Items from a dataset:
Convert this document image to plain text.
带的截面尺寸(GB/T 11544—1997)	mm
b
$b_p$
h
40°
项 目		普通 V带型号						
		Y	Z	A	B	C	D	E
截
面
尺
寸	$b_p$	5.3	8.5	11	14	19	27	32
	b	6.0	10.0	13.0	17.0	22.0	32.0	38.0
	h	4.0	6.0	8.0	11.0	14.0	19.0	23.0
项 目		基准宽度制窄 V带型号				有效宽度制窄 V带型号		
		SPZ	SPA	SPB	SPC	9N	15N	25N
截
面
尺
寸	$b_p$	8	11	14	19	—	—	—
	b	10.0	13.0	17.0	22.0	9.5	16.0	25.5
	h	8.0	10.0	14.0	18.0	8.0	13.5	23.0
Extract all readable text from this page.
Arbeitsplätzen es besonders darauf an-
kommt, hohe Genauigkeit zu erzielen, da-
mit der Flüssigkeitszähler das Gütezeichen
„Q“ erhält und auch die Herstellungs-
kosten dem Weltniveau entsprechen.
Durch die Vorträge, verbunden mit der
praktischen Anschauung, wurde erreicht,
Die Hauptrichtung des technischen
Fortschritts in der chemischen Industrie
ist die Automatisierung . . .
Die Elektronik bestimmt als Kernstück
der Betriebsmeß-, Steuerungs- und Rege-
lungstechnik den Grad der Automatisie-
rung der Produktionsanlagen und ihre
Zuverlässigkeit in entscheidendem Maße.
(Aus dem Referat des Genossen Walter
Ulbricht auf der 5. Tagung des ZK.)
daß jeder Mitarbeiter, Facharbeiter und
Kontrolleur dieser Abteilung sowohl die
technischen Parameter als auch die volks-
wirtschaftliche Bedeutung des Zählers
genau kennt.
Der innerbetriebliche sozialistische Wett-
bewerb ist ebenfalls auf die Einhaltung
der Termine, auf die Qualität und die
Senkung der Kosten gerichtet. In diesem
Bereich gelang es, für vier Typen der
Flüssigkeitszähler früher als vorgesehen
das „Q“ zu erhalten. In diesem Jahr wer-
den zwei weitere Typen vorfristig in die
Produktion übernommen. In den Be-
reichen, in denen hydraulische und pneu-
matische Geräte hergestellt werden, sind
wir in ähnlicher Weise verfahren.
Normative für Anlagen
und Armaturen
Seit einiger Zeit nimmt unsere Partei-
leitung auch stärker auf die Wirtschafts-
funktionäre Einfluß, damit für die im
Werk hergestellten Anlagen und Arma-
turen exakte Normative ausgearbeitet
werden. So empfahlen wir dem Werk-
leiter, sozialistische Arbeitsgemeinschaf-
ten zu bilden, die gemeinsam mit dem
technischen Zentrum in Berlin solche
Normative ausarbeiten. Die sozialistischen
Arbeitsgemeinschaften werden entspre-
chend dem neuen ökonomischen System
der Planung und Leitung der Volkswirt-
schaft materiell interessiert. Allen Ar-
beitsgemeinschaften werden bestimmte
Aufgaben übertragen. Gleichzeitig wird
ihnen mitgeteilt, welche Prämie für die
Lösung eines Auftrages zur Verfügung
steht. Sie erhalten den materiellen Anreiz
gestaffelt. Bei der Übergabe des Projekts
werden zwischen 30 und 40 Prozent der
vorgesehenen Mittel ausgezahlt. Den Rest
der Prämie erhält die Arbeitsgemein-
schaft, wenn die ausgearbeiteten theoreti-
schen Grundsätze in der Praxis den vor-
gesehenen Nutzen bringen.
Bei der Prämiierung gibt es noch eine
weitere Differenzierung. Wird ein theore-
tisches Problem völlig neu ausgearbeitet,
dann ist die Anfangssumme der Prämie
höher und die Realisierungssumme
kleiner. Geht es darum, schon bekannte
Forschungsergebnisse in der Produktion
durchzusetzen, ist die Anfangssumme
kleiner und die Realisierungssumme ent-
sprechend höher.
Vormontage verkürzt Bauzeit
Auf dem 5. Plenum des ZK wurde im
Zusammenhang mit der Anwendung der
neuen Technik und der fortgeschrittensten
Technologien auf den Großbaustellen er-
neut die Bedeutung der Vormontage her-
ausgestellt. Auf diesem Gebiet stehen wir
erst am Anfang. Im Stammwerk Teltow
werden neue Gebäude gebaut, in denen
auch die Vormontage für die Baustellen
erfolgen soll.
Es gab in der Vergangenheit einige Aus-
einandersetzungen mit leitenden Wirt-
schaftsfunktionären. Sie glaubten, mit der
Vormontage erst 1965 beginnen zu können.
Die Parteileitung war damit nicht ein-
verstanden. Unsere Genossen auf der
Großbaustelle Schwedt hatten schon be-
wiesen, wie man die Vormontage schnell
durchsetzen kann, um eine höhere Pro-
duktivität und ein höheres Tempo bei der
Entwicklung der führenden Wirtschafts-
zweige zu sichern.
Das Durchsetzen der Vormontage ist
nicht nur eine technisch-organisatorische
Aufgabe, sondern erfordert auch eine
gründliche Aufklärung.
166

### What is required
Your task is to collect every line above that contains the word "Flüssigkeitszähler".

### Task result
mit der Flüssigkeitszähler das Gütezeichen
Flüssigkeitszähler früher als vorgesehen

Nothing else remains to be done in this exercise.